* [Problem description]
Without including any pictures, write out all the entries exactly.

=== Listing ===

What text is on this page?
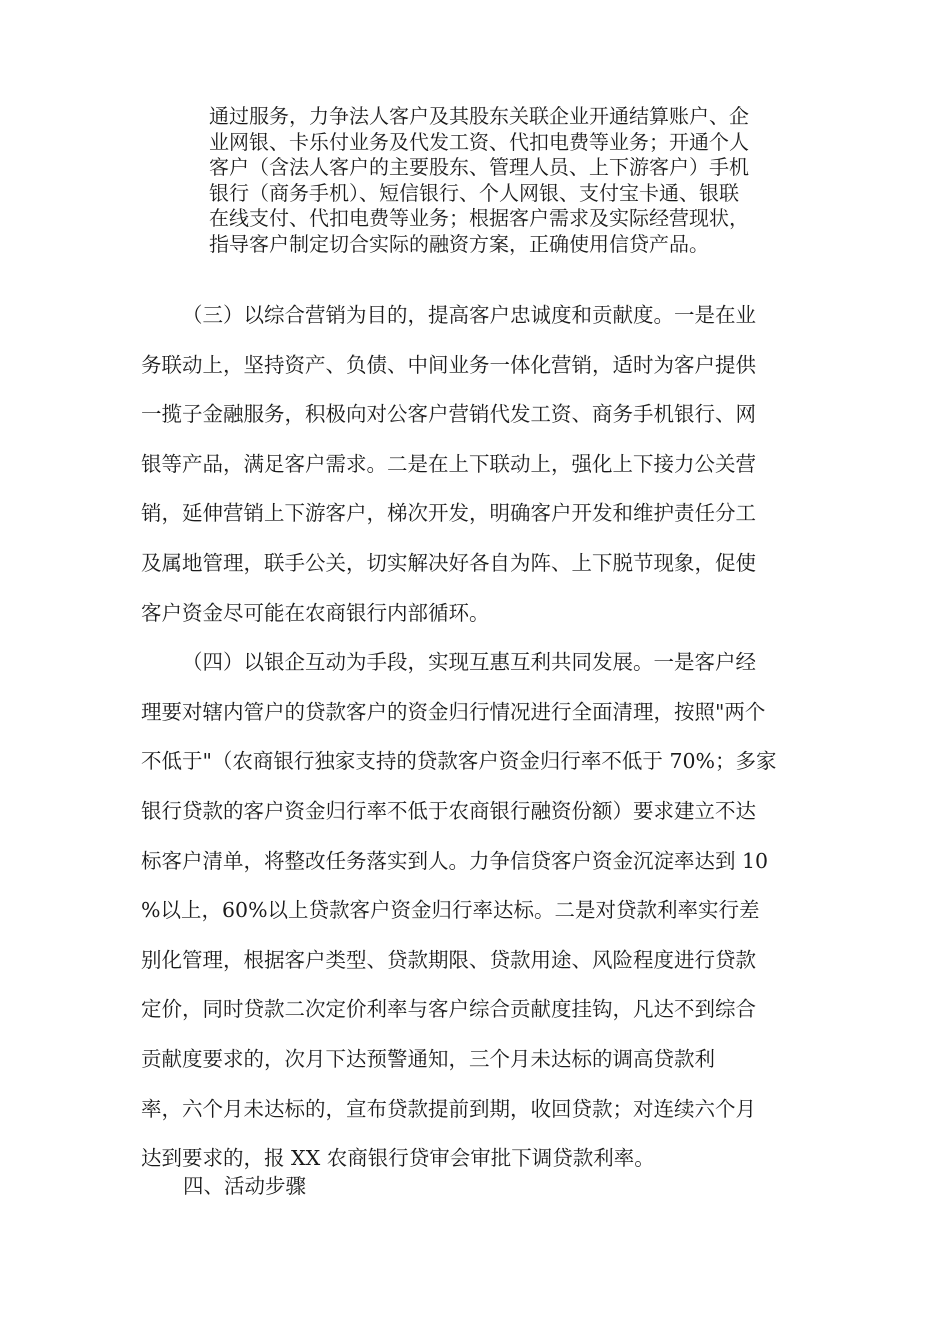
通过服务，力争法人客户及其股东关联企业开通结算账户、企
业网银、卡乐付业务及代发工资、代扣电费等业务；开通个人
客户（含法人客户的主要股东、管理人员、上下游客户）手机
银行（商务手机）、短信银行、个人网银、支付宝卡通、银联
在线支付、代扣电费等业务；根据客户需求及实际经营现状，
指导客户制定切合实际的融资方案，正确使用信贷产品。
（三）以综合营销为目的，提高客户忠诚度和贡献度。一是在业
务联动上，坚持资产、负债、中间业务一体化营销，适时为客户提供
一揽子金融服务，积极向对公客户营销代发工资、商务手机银行、网
银等产品，满足客户需求。二是在上下联动上，强化上下接力公关营
销，延伸营销上下游客户，梯次开发，明确客户开发和维护责任分工
及属地管理，联手公关，切实解决好各自为阵、上下脱节现象，促使
客户资金尽可能在农商银行内部循环。
（四）以银企互动为手段，实现互惠互利共同发展。一是客户经
理要对辖内管户的贷款客户的资金归行情况进行全面清理，按照"两个
不低于"（农商银行独家支持的贷款客户资金归行率不低于 70%；多家
银行贷款的客户资金归行率不低于农商银行融资份额）要求建立不达
标客户清单，将整改任务落实到人。力争信贷客户资金沉淀率达到 10
%以上，60%以上贷款客户资金归行率达标。二是对贷款利率实行差
别化管理，根据客户类型、贷款期限、贷款用途、风险程度进行贷款
定价，同时贷款二次定价利率与客户综合贡献度挂钩，凡达不到综合
贡献度要求的，次月下达预警通知，三个月未达标的调高贷款利
率，六个月未达标的，宣布贷款提前到期，收回贷款；对连续六个月
达到要求的，报 XX 农商银行贷审会审批下调贷款利率。
四、活动步骤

===

* [Exercise answer]
What text is on this page?
通过服务，力争法人客户及其股东关联企业开通结算账户、企
业网银、卡乐付业务及代发工资、代扣电费等业务；开通个人
客户（含法人客户的主要股东、管理人员、上下游客户）手机
银行（商务手机）、短信银行、个人网银、支付宝卡通、银联
在线支付、代扣电费等业务；根据客户需求及实际经营现状，
指导客户制定切合实际的融资方案，正确使用信贷产品。
（三）以综合营销为目的，提高客户忠诚度和贡献度。一是在业
务联动上，坚持资产、负债、中间业务一体化营销，适时为客户提供
一揽子金融服务，积极向对公客户营销代发工资、商务手机银行、网
银等产品，满足客户需求。二是在上下联动上，强化上下接力公关营
销，延伸营销上下游客户，梯次开发，明确客户开发和维护责任分工
及属地管理，联手公关，切实解决好各自为阵、上下脱节现象，促使
客户资金尽可能在农商银行内部循环。
（四）以银企互动为手段，实现互惠互利共同发展。一是客户经
理要对辖内管户的贷款客户的资金归行情况进行全面清理，按照"两个
不低于"（农商银行独家支持的贷款客户资金归行率不低于 70%；多家
银行贷款的客户资金归行率不低于农商银行融资份额）要求建立不达
标客户清单，将整改任务落实到人。力争信贷客户资金沉淀率达到 10
%以上，60%以上贷款客户资金归行率达标。二是对贷款利率实行差
别化管理，根据客户类型、贷款期限、贷款用途、风险程度进行贷款
定价，同时贷款二次定价利率与客户综合贡献度挂钩，凡达不到综合
贡献度要求的，次月下达预警通知，三个月未达标的调高贷款利
率，六个月未达标的，宣布贷款提前到期，收回贷款；对连续六个月
达到要求的，报 XX 农商银行贷审会审批下调贷款利率。
四、活动步骤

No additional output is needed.